>> start Dataset extract
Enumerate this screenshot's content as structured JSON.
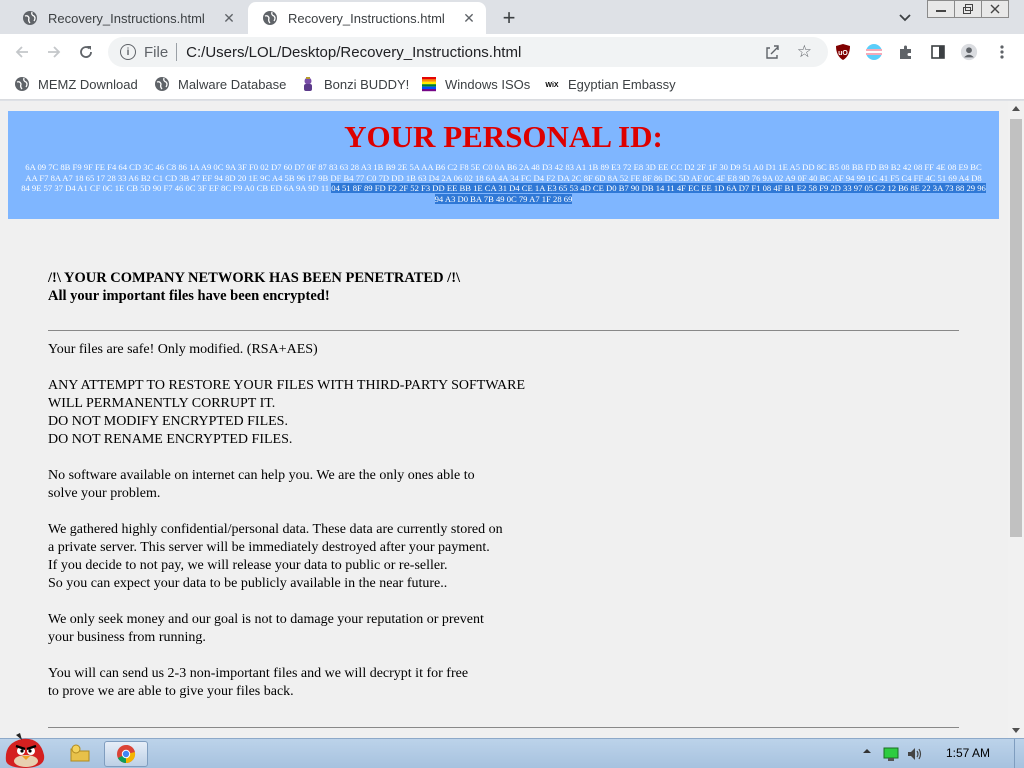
{
  "browser": {
    "tabs": [
      {
        "title": "Recovery_Instructions.html",
        "active": false
      },
      {
        "title": "Recovery_Instructions.html",
        "active": true
      }
    ],
    "new_tab_symbol": "+",
    "omnibox": {
      "scheme": "File",
      "url": "C:/Users/LOL/Desktop/Recovery_Instructions.html"
    },
    "bookmarks": [
      {
        "label": "MEMZ Download",
        "icon": "globe-icon"
      },
      {
        "label": "Malware Database",
        "icon": "globe-icon"
      },
      {
        "label": "Bonzi BUDDY!",
        "icon": "bonzi-icon"
      },
      {
        "label": "Windows ISOs",
        "icon": "windows-flag-icon"
      },
      {
        "label": "Egyptian Embassy",
        "icon": "wix-icon"
      }
    ]
  },
  "page": {
    "heading": "YOUR PERSONAL ID:",
    "id_hex_plain": "6A 09 7C 8B F9 9F FE F4 64 CD 3C 46 C8 86 1A A9 0C 9A 3F F0 02 D7 60 D7 0F 87 83 63 28 A3 1B B9 2E 5A AA B6 C2 F8 5E C0 0A B6 2A 48 D3 42 83 A1 1B 89 E3 72 E8 3D EE CC D2 2F 1F 30 D9 51 A0 D1 1E A5 DD 8C B5 08 BB FD B9 B2 42 08 FF 4E 08 E9 BC AA F7 8A A7 18 65 17 28 33 A6 B2 C1 CD 3B 47 EF 94 8D 20 1E 9C A4 5B 96 17 9B DF B4 77 C0 7D DD 1B 63 D4 2A 06 02 18 6A 4A 34 FC D4 F2 DA 2C 8F 6D 8A 52 FE 8F 86 DC 5D AF 0C 4F E8 9D 76 9A 02 A9 0F 40 BC AF 94 99 1C 41 F5 C4 FF 4C 51 69 A4 D8 84 9E 57 37 D4 A1 CF 0C 1E CB 5D 90 F7 46 0C 3F EF 8C F9 A0 CB ED 6A 9A 9D 11",
    "id_hex_selected": "04 51 8F 89 FD F2 2F 52 F3 DD EE BB 1E CA 31 D4 CE 1A E3 65 53 4D CE D0 B7 90 DB 14 11 4F EC EE 1D 6A D7 F1 08 4F B1 E2 58 F9 2D 33 97 05 C2 12 B6 8E 22 3A 73 88 29 96 94 A3 D0 BA 7B 49 0C 79 A7 1F 28 69",
    "alert_line1": "/!\\ YOUR COMPANY NETWORK HAS BEEN PENETRATED /!\\",
    "alert_line2": "All your important files have been encrypted!",
    "paragraphs": [
      "Your files are safe! Only modified. (RSA+AES)",
      "ANY ATTEMPT TO RESTORE YOUR FILES WITH THIRD-PARTY SOFTWARE\nWILL PERMANENTLY CORRUPT IT.\nDO NOT MODIFY ENCRYPTED FILES.\nDO NOT RENAME ENCRYPTED FILES.",
      "No software available on internet can help you. We are the only ones able to\nsolve your problem.",
      "We gathered highly confidential/personal data. These data are currently stored on\na private server. This server will be immediately destroyed after your payment.\nIf you decide to not pay, we will release your data to public or re-seller.\nSo you can expect your data to be publicly available in the near future..",
      "We only seek money and our goal is not to damage your reputation or prevent\nyour business from running.",
      "You will can send us 2-3 non-important files and we will decrypt it for free\nto prove we are able to give your files back."
    ]
  },
  "taskbar": {
    "clock": "1:57 AM"
  },
  "colors": {
    "id_box_bg": "#7fb6ff",
    "heading_red": "#dd0000",
    "selection_blue": "#2f78d6",
    "page_bg": "#f0f0f0"
  }
}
>> end Dataset extract
# Given exercise
Can you restate all the records above word for word while dropping the pictures?

# Solution to the exercise
Enumerate this screenshot's content as structured JSON.
{
  "browser": {
    "tabs": [
      {
        "title": "Recovery_Instructions.html",
        "active": false
      },
      {
        "title": "Recovery_Instructions.html",
        "active": true
      }
    ],
    "new_tab_symbol": "+",
    "omnibox": {
      "scheme": "File",
      "url": "C:/Users/LOL/Desktop/Recovery_Instructions.html"
    },
    "bookmarks": [
      {
        "label": "MEMZ Download",
        "icon": "globe-icon"
      },
      {
        "label": "Malware Database",
        "icon": "globe-icon"
      },
      {
        "label": "Bonzi BUDDY!",
        "icon": "bonzi-icon"
      },
      {
        "label": "Windows ISOs",
        "icon": "windows-flag-icon"
      },
      {
        "label": "Egyptian Embassy",
        "icon": "wix-icon"
      }
    ]
  },
  "page": {
    "heading": "YOUR PERSONAL ID:",
    "id_hex_plain": "6A 09 7C 8B F9 9F FE F4 64 CD 3C 46 C8 86 1A A9 0C 9A 3F F0 02 D7 60 D7 0F 87 83 63 28 A3 1B B9 2E 5A AA B6 C2 F8 5E C0 0A B6 2A 48 D3 42 83 A1 1B 89 E3 72 E8 3D EE CC D2 2F 1F 30 D9 51 A0 D1 1E A5 DD 8C B5 08 BB FD B9 B2 42 08 FF 4E 08 E9 BC AA F7 8A A7 18 65 17 28 33 A6 B2 C1 CD 3B 47 EF 94 8D 20 1E 9C A4 5B 96 17 9B DF B4 77 C0 7D DD 1B 63 D4 2A 06 02 18 6A 4A 34 FC D4 F2 DA 2C 8F 6D 8A 52 FE 8F 86 DC 5D AF 0C 4F E8 9D 76 9A 02 A9 0F 40 BC AF 94 99 1C 41 F5 C4 FF 4C 51 69 A4 D8 84 9E 57 37 D4 A1 CF 0C 1E CB 5D 90 F7 46 0C 3F EF 8C F9 A0 CB ED 6A 9A 9D 11",
    "id_hex_selected": "04 51 8F 89 FD F2 2F 52 F3 DD EE BB 1E CA 31 D4 CE 1A E3 65 53 4D CE D0 B7 90 DB 14 11 4F EC EE 1D 6A D7 F1 08 4F B1 E2 58 F9 2D 33 97 05 C2 12 B6 8E 22 3A 73 88 29 96 94 A3 D0 BA 7B 49 0C 79 A7 1F 28 69",
    "alert_line1": "/!\\ YOUR COMPANY NETWORK HAS BEEN PENETRATED /!\\",
    "alert_line2": "All your important files have been encrypted!",
    "paragraphs": [
      "Your files are safe! Only modified. (RSA+AES)",
      "ANY ATTEMPT TO RESTORE YOUR FILES WITH THIRD-PARTY SOFTWARE\nWILL PERMANENTLY CORRUPT IT.\nDO NOT MODIFY ENCRYPTED FILES.\nDO NOT RENAME ENCRYPTED FILES.",
      "No software available on internet can help you. We are the only ones able to\nsolve your problem.",
      "We gathered highly confidential/personal data. These data are currently stored on\na private server. This server will be immediately destroyed after your payment.\nIf you decide to not pay, we will release your data to public or re-seller.\nSo you can expect your data to be publicly available in the near future..",
      "We only seek money and our goal is not to damage your reputation or prevent\nyour business from running.",
      "You will can send us 2-3 non-important files and we will decrypt it for free\nto prove we are able to give your files back."
    ]
  },
  "taskbar": {
    "clock": "1:57 AM"
  },
  "colors": {
    "id_box_bg": "#7fb6ff",
    "heading_red": "#dd0000",
    "selection_blue": "#2f78d6",
    "page_bg": "#f0f0f0"
  }
}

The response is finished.